■ **Exercise objective**
Across all the lines below, how many contain the string "code"? Please reply with the number only.

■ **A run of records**
↓

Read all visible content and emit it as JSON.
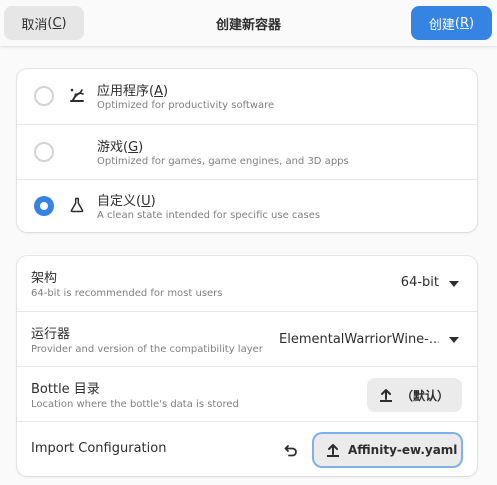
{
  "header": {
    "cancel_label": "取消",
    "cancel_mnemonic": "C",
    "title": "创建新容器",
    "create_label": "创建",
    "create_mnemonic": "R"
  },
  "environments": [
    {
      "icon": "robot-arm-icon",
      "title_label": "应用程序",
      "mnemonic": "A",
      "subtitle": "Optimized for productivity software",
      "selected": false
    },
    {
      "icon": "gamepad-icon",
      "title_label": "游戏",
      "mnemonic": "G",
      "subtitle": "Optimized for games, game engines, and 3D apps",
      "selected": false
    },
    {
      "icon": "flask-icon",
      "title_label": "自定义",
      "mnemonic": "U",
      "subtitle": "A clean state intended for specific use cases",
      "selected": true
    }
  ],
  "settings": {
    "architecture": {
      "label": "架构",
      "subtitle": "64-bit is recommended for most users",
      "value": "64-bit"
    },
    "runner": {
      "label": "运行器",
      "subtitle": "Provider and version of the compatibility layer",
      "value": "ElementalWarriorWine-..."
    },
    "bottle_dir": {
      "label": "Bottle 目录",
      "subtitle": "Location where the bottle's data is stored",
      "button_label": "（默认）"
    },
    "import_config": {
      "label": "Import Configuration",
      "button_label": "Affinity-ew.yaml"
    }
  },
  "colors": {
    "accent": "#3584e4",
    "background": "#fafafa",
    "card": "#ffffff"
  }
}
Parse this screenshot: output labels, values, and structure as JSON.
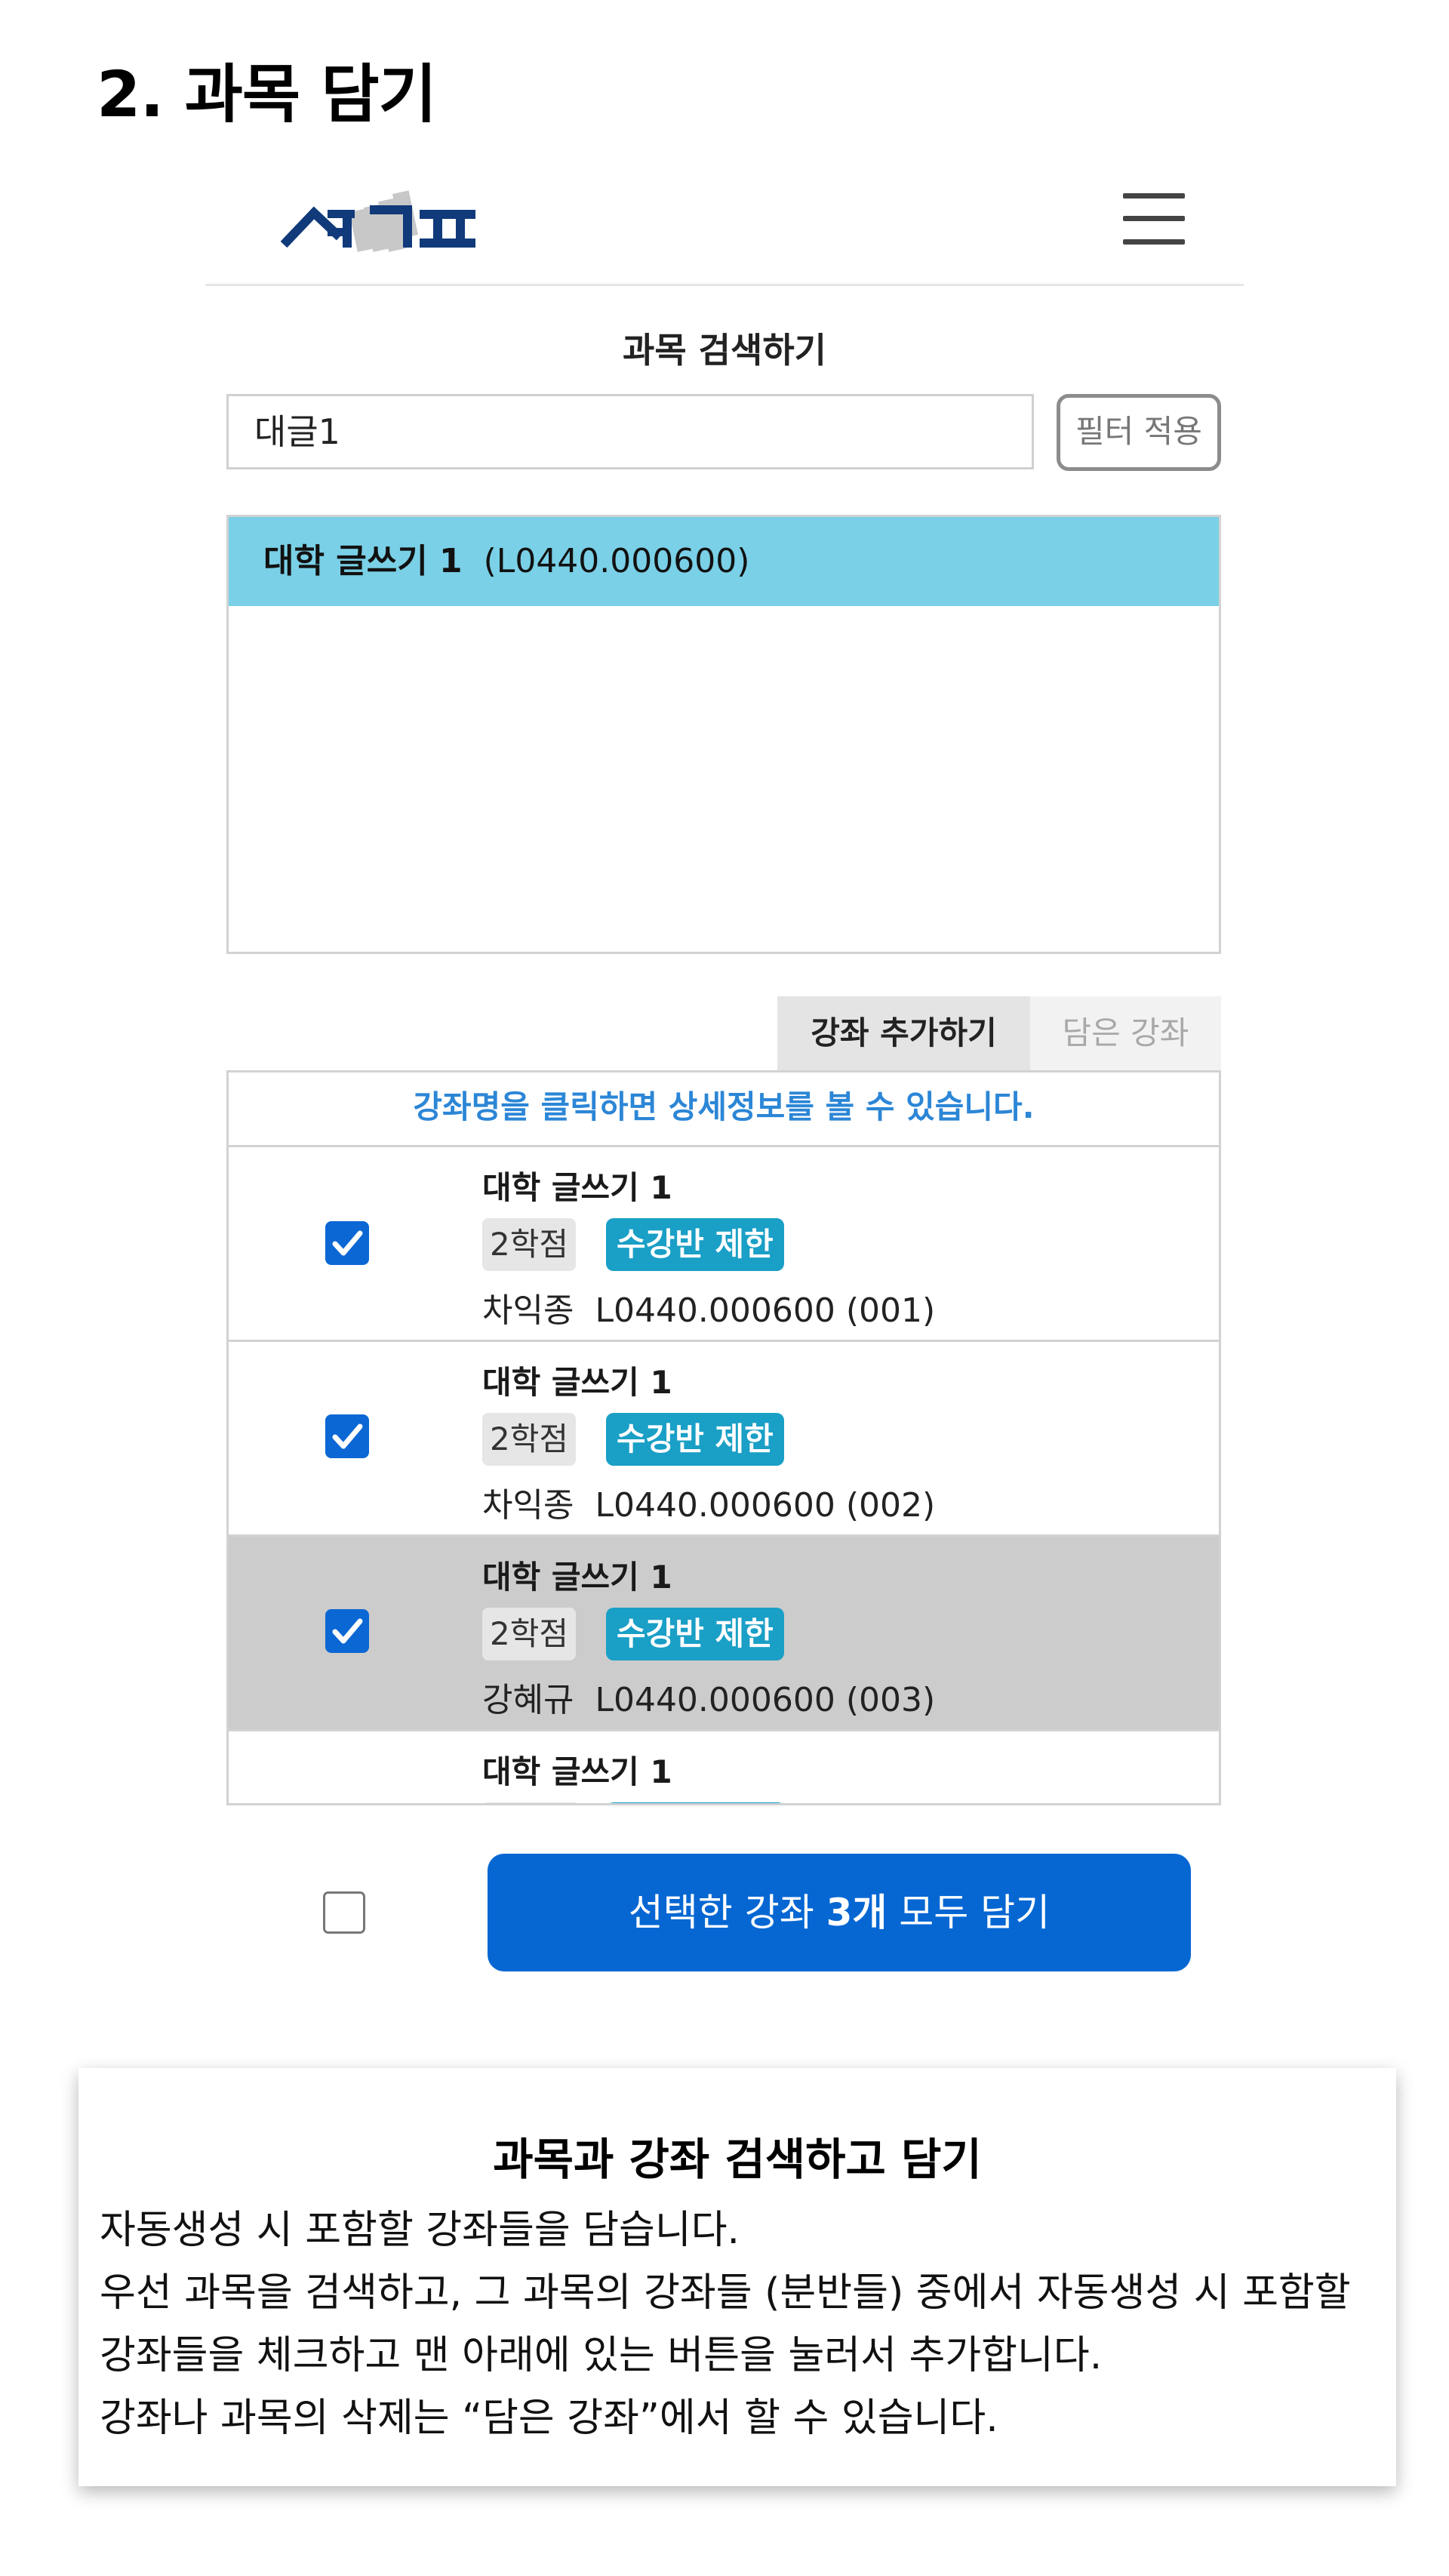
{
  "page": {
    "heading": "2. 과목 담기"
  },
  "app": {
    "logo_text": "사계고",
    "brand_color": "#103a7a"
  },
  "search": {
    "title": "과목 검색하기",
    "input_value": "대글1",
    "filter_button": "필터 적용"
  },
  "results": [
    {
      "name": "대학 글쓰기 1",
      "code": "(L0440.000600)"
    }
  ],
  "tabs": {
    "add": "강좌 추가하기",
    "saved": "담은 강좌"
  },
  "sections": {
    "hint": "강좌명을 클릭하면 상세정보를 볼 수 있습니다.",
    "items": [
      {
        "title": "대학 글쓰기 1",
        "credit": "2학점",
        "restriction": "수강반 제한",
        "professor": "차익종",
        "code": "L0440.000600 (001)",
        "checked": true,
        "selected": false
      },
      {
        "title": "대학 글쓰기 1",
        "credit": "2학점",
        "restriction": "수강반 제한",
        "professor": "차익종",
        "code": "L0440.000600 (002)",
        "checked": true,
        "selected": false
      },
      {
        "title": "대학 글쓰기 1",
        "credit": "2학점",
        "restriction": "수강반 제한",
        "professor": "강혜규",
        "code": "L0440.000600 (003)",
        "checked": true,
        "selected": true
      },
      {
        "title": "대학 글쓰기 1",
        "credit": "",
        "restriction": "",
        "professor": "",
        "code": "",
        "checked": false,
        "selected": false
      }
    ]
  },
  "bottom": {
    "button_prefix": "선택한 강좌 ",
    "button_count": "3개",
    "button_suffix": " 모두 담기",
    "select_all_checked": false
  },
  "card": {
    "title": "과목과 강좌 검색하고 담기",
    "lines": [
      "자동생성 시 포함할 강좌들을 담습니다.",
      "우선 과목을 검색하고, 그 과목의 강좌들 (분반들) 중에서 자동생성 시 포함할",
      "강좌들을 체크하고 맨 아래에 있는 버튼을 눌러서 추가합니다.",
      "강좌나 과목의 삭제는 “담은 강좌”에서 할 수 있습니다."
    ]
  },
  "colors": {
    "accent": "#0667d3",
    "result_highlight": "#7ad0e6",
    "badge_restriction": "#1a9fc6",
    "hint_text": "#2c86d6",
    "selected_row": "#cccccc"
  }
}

↑
↓

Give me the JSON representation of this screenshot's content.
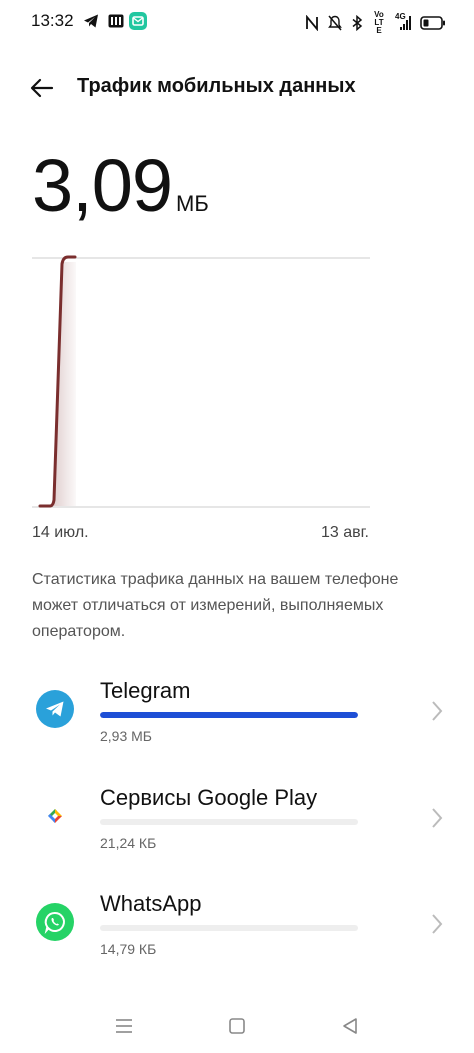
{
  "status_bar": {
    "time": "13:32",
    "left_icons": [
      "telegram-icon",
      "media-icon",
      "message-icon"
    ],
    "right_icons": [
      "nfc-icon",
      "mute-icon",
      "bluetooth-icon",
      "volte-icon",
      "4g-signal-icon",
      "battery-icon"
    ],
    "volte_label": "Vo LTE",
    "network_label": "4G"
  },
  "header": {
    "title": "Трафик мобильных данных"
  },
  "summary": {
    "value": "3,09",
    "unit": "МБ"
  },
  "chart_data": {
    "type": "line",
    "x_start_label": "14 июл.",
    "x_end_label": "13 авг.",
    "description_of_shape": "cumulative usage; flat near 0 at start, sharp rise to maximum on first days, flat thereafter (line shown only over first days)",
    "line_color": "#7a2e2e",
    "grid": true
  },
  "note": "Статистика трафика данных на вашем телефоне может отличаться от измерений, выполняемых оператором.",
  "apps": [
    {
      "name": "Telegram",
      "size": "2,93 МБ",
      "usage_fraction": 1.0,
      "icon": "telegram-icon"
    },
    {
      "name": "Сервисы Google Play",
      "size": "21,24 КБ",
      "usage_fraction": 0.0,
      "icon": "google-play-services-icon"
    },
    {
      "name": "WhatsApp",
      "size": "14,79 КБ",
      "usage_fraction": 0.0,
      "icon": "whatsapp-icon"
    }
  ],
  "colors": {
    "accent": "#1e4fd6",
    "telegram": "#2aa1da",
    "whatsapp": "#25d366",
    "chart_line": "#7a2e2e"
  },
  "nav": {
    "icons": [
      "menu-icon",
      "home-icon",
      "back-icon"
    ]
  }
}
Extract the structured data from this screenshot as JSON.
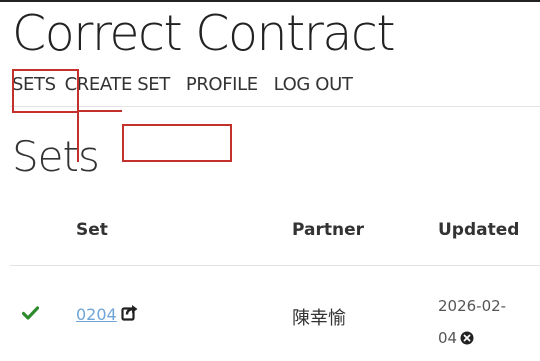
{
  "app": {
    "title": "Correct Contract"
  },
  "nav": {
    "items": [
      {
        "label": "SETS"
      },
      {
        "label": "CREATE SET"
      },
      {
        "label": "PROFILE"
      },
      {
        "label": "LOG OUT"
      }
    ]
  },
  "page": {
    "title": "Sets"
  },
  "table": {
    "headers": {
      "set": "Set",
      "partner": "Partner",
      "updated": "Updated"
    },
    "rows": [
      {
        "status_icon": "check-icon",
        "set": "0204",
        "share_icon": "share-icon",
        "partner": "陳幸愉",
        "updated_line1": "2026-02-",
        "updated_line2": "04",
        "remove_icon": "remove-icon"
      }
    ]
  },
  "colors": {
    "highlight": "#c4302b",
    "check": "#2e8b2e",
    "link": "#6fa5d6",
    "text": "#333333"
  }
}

↑

■ **Exercise answer**
5